Material for this exercise:
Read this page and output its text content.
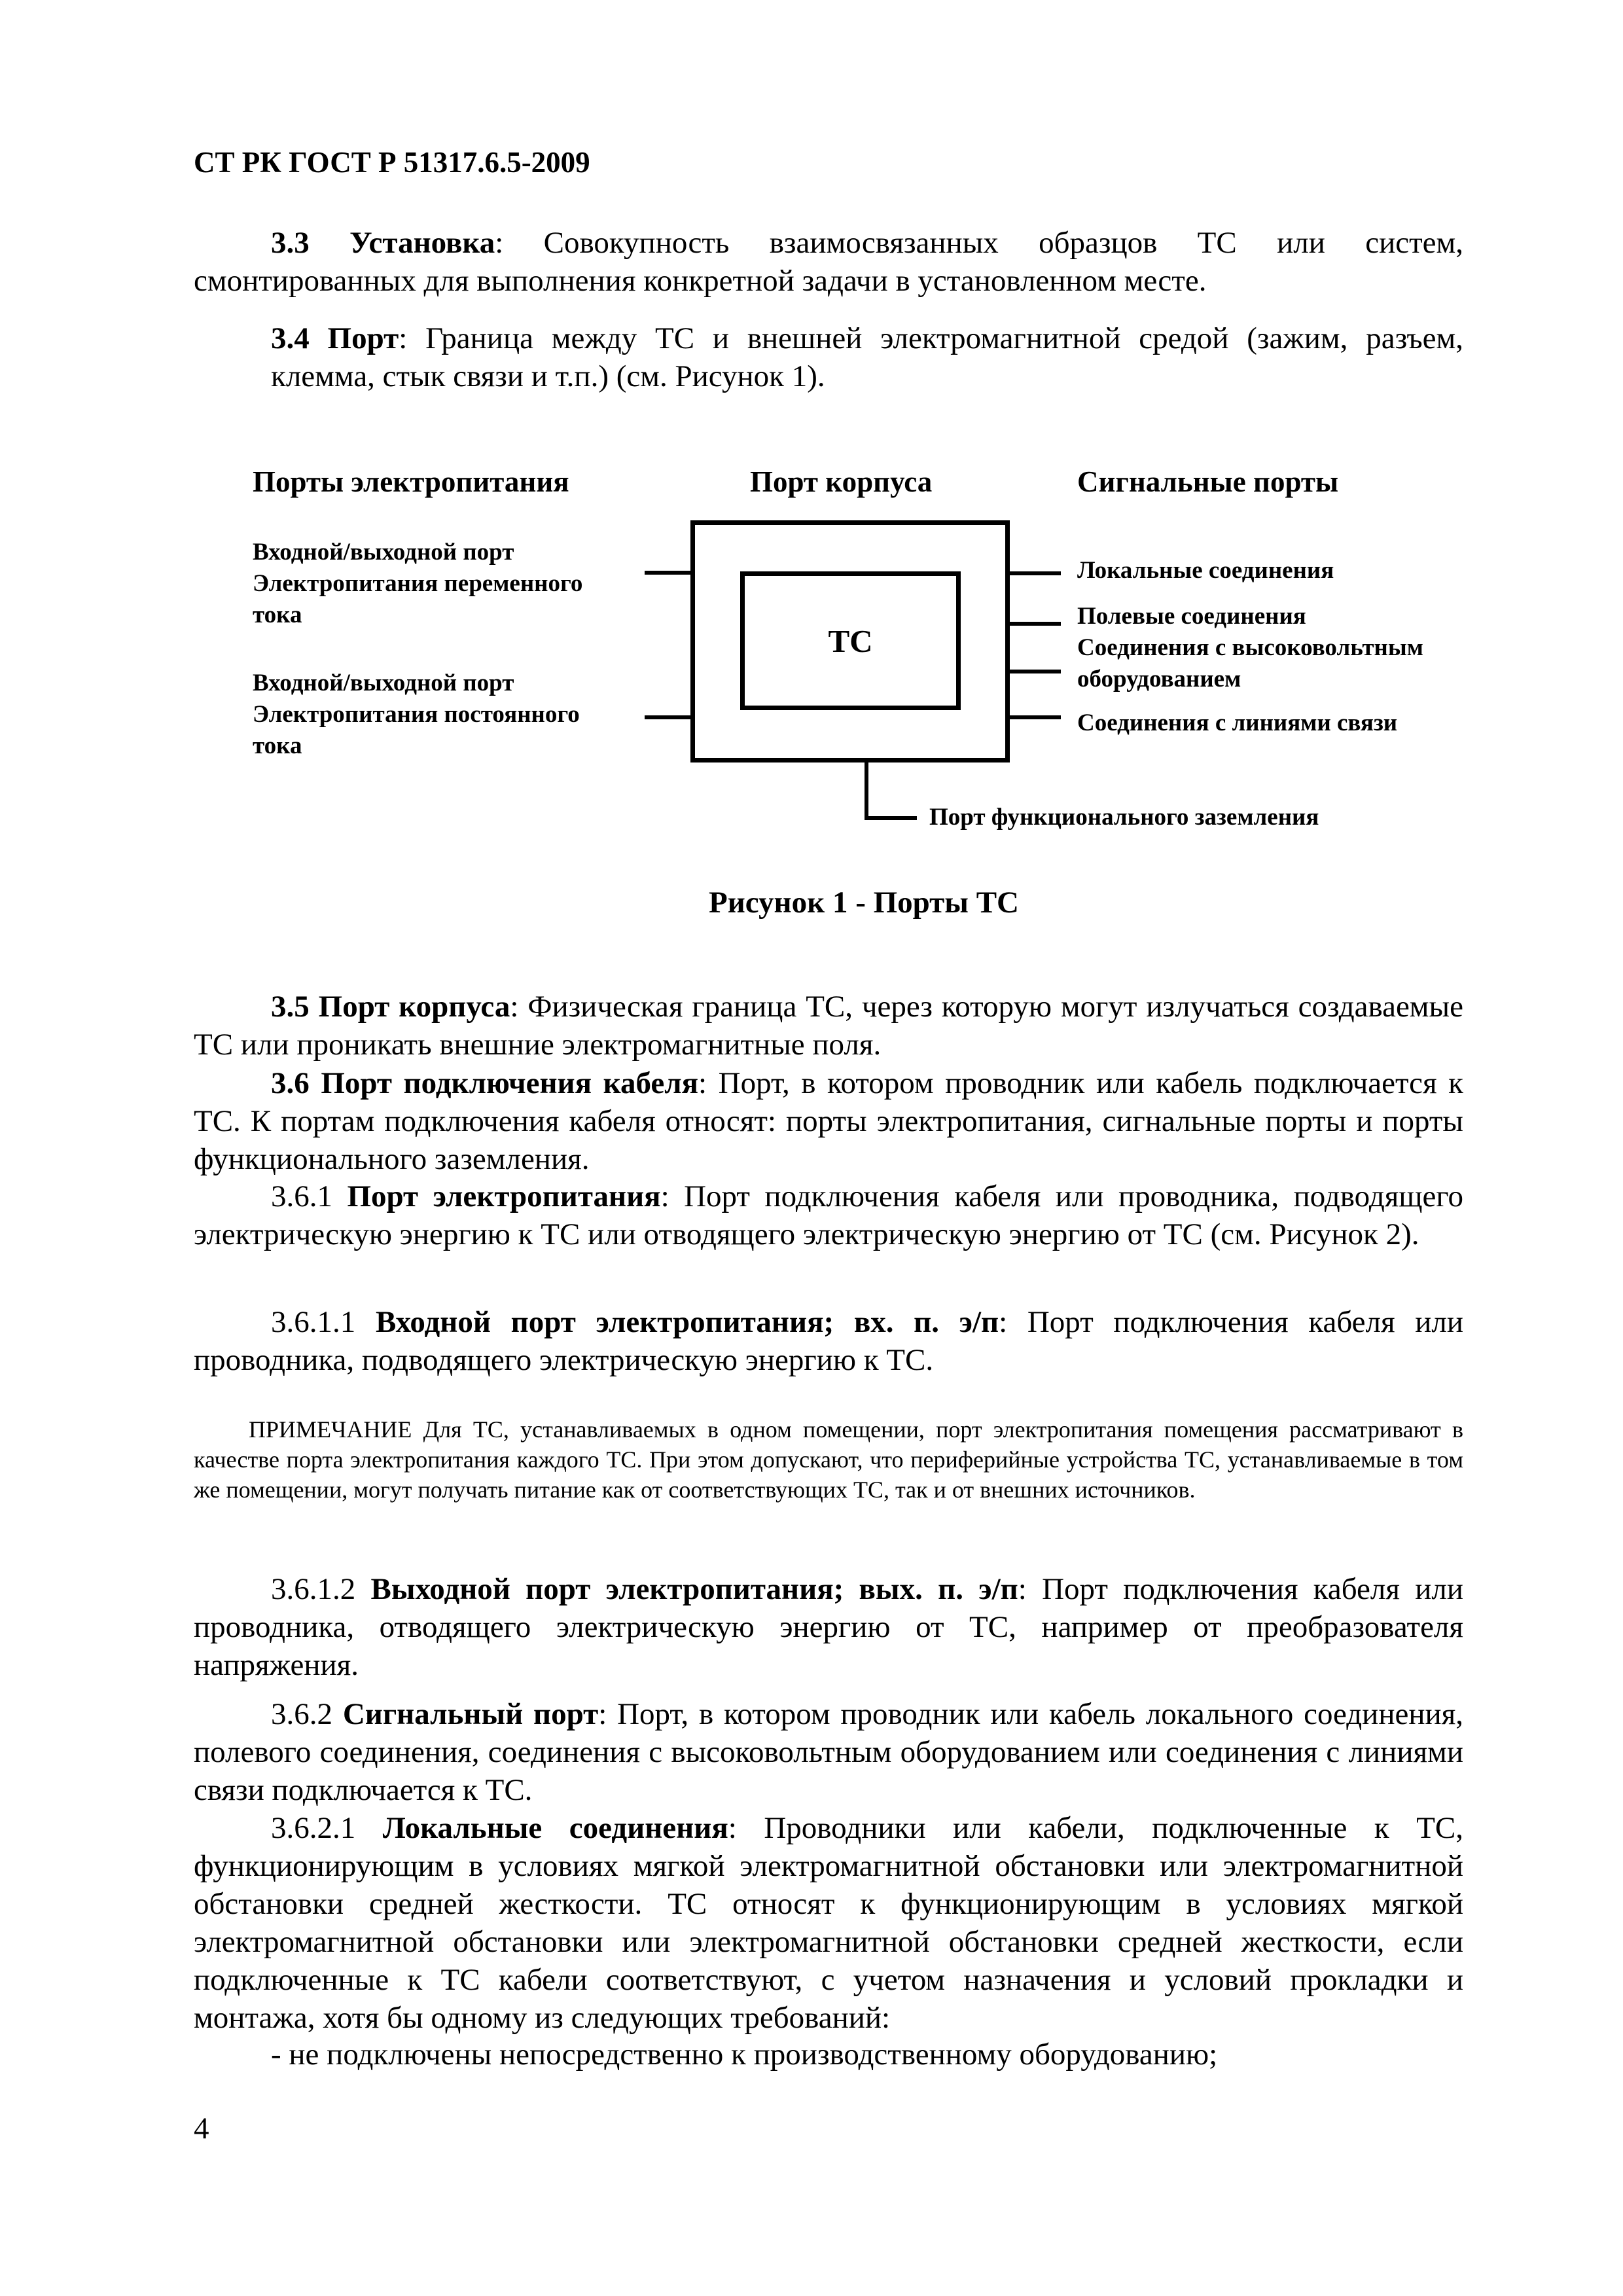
СТ РК ГОСТ Р 51317.6.5-2009

3.3 Установка: Совокупность взаимосвязанных образцов ТС или систем, смонтированных для выполнения конкретной задачи в установленном месте.

3.4 Порт: Граница между ТС и внешней электромагнитной средой (зажим, разъем, клемма, стык связи и т.п.) (см. Рисунок 1).

Порты электропитания	Порт корпуса	Сигнальные порты
Входной/выходной порт
Электропитания переменного
тока
Входной/выходной порт
Электропитания постоянного
тока
ТС
Локальные соединения
Полевые соединения
Соединения с высоковольтным
оборудованием
Соединения с линиями связи
Порт функционального заземления
Рисунок 1 - Порты ТС

3.5 Порт корпуса: Физическая граница ТС, через которую могут излучаться создаваемые ТС или проникать внешние электромагнитные поля.

3.6 Порт подключения кабеля: Порт, в котором проводник или кабель подключается к ТС. К портам подключения кабеля относят: порты электропитания, сигнальные порты и порты функционального заземления.

3.6.1 Порт электропитания: Порт подключения кабеля или проводника, подводящего электрическую энергию к ТС или отводящего электрическую энергию от ТС (см. Рисунок 2).

3.6.1.1 Входной порт электропитания; вх. п. э/п: Порт подключения кабеля или проводника, подводящего электрическую энергию к ТС.

ПРИМЕЧАНИЕ Для ТС, устанавливаемых в одном помещении, порт электропитания помещения рассматривают в качестве порта электропитания каждого ТС. При этом допускают, что периферийные устройства ТС, устанавливаемые в том же помещении, могут получать питание как от соответствующих ТС, так и от внешних источников.

3.6.1.2 Выходной порт электропитания; вых. п. э/п: Порт подключения кабеля или проводника, отводящего электрическую энергию от ТС, например от преобразователя напряжения.

3.6.2 Сигнальный порт: Порт, в котором проводник или кабель локального соединения, полевого соединения, соединения с высоковольтным оборудованием или соединения с линиями связи подключается к ТС.

3.6.2.1 Локальные соединения: Проводники или кабели, подключенные к ТС, функционирующим в условиях мягкой электромагнитной обстановки или электромагнитной обстановки средней жесткости. ТС относят к функционирующим в условиях мягкой электромагнитной обстановки или электромагнитной обстановки средней жесткости, если подключенные к ТС кабели соответствуют, с учетом назначения и условий прокладки и монтажа, хотя бы одному из следующих требований:

- не подключены непосредственно к производственному оборудованию;
4
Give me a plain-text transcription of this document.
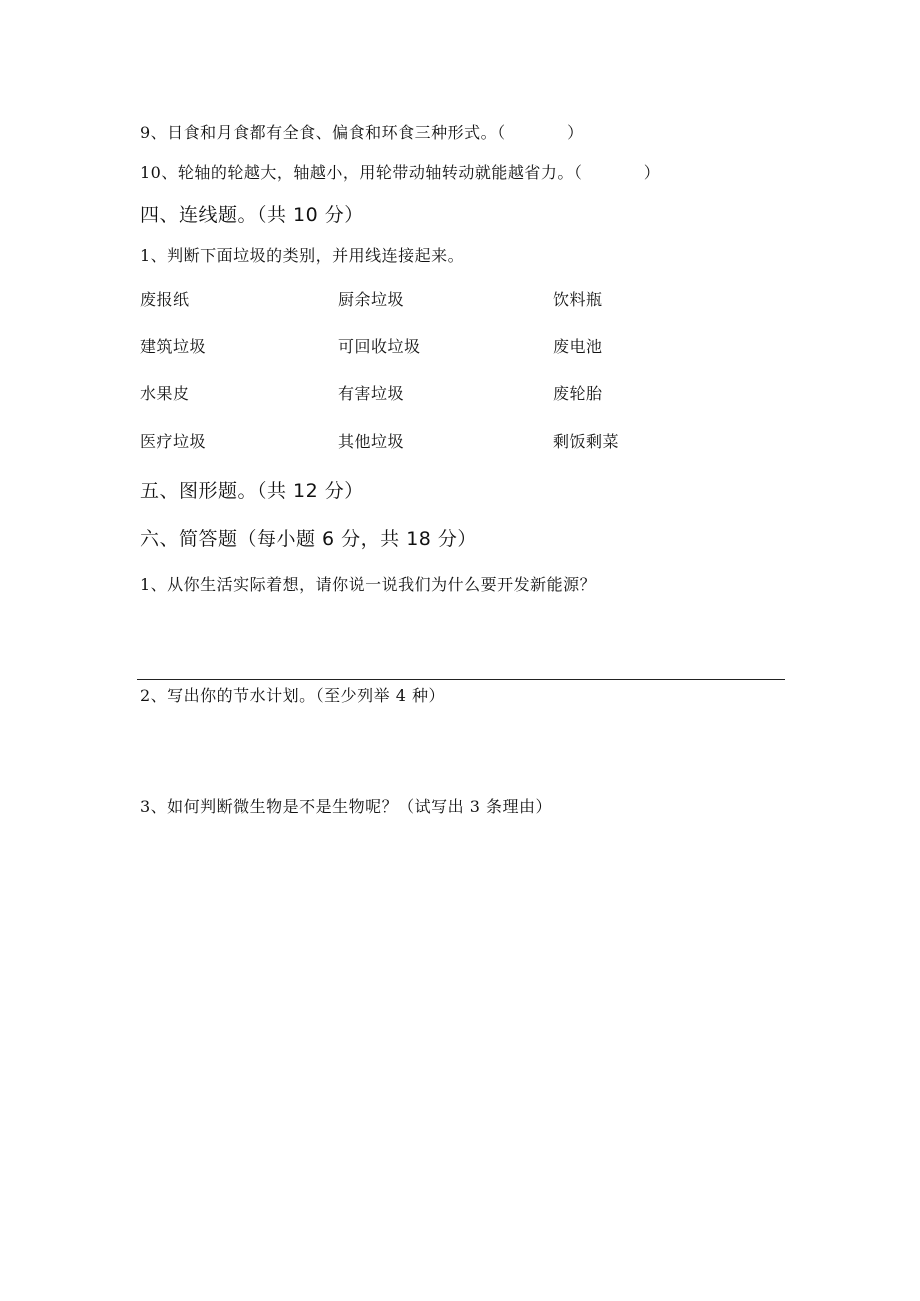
9、日食和月食都有全食、偏食和环食三种形式。（           ）
10、轮轴的轮越大，轴越小，用轮带动轴转动就能越省力。（           ）
四、连线题。（共 10 分）
1、判断下面垃圾的类别，并用线连接起来。
废报纸	厨余垃圾	饮料瓶
建筑垃圾	可回收垃圾	废电池
水果皮	有害垃圾	废轮胎
医疗垃圾	其他垃圾	剩饭剩菜
五、图形题。（共 12 分）
六、简答题（每小题 6 分，共 18 分）
1、从你生活实际着想，请你说一说我们为什么要开发新能源？
2、写出你的节水计划。（至少列举 4 种）
3、如何判断微生物是不是生物呢？（试写出 3 条理由）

Exercise requirements:
Reproduce all entries without any change, and omit the pictures.

Complete response:
Read this page and output its text content.
СТ РК ГОСТ Р 51317.6.5-2009

3.3 Установка: Совокупность взаимосвязанных образцов ТС или систем, смонтированных для выполнения конкретной задачи в установленном месте.

3.4 Порт: Граница между ТС и внешней электромагнитной средой (зажим, разъем, клемма, стык связи и т.п.) (см. Рисунок 1).

Порты электропитания	Порт корпуса	Сигнальные порты
Входной/выходной порт
Электропитания переменного
тока
Входной/выходной порт
Электропитания постоянного
тока
ТС
Локальные соединения
Полевые соединения
Соединения с высоковольтным
оборудованием
Соединения с линиями связи
Порт функционального заземления
Рисунок 1 - Порты ТС

3.5 Порт корпуса: Физическая граница ТС, через которую могут излучаться создаваемые ТС или проникать внешние электромагнитные поля.

3.6 Порт подключения кабеля: Порт, в котором проводник или кабель подключается к ТС. К портам подключения кабеля относят: порты электропитания, сигнальные порты и порты функционального заземления.

3.6.1 Порт электропитания: Порт подключения кабеля или проводника, подводящего электрическую энергию к ТС или отводящего электрическую энергию от ТС (см. Рисунок 2).

3.6.1.1 Входной порт электропитания; вх. п. э/п: Порт подключения кабеля или проводника, подводящего электрическую энергию к ТС.

ПРИМЕЧАНИЕ Для ТС, устанавливаемых в одном помещении, порт электропитания помещения рассматривают в качестве порта электропитания каждого ТС. При этом допускают, что периферийные устройства ТС, устанавливаемые в том же помещении, могут получать питание как от соответствующих ТС, так и от внешних источников.

3.6.1.2 Выходной порт электропитания; вых. п. э/п: Порт подключения кабеля или проводника, отводящего электрическую энергию от ТС, например от преобразователя напряжения.

3.6.2 Сигнальный порт: Порт, в котором проводник или кабель локального соединения, полевого соединения, соединения с высоковольтным оборудованием или соединения с линиями связи подключается к ТС.

3.6.2.1 Локальные соединения: Проводники или кабели, подключенные к ТС, функционирующим в условиях мягкой электромагнитной обстановки или электромагнитной обстановки средней жесткости. ТС относят к функционирующим в условиях мягкой электромагнитной обстановки или электромагнитной обстановки средней жесткости, если подключенные к ТС кабели соответствуют, с учетом назначения и условий прокладки и монтажа, хотя бы одному из следующих требований:

- не подключены непосредственно к производственному оборудованию;
4
Give me a plain-text transcription of this document.
9、日食和月食都有全食、偏食和环食三种形式。（           ）
10、轮轴的轮越大，轴越小，用轮带动轴转动就能越省力。（           ）
四、连线题。（共 10 分）
1、判断下面垃圾的类别，并用线连接起来。
废报纸	厨余垃圾	饮料瓶
建筑垃圾	可回收垃圾	废电池
水果皮	有害垃圾	废轮胎
医疗垃圾	其他垃圾	剩饭剩菜
五、图形题。（共 12 分）
六、简答题（每小题 6 分，共 18 分）
1、从你生活实际着想，请你说一说我们为什么要开发新能源？
2、写出你的节水计划。（至少列举 4 种）
3、如何判断微生物是不是生物呢？（试写出 3 条理由）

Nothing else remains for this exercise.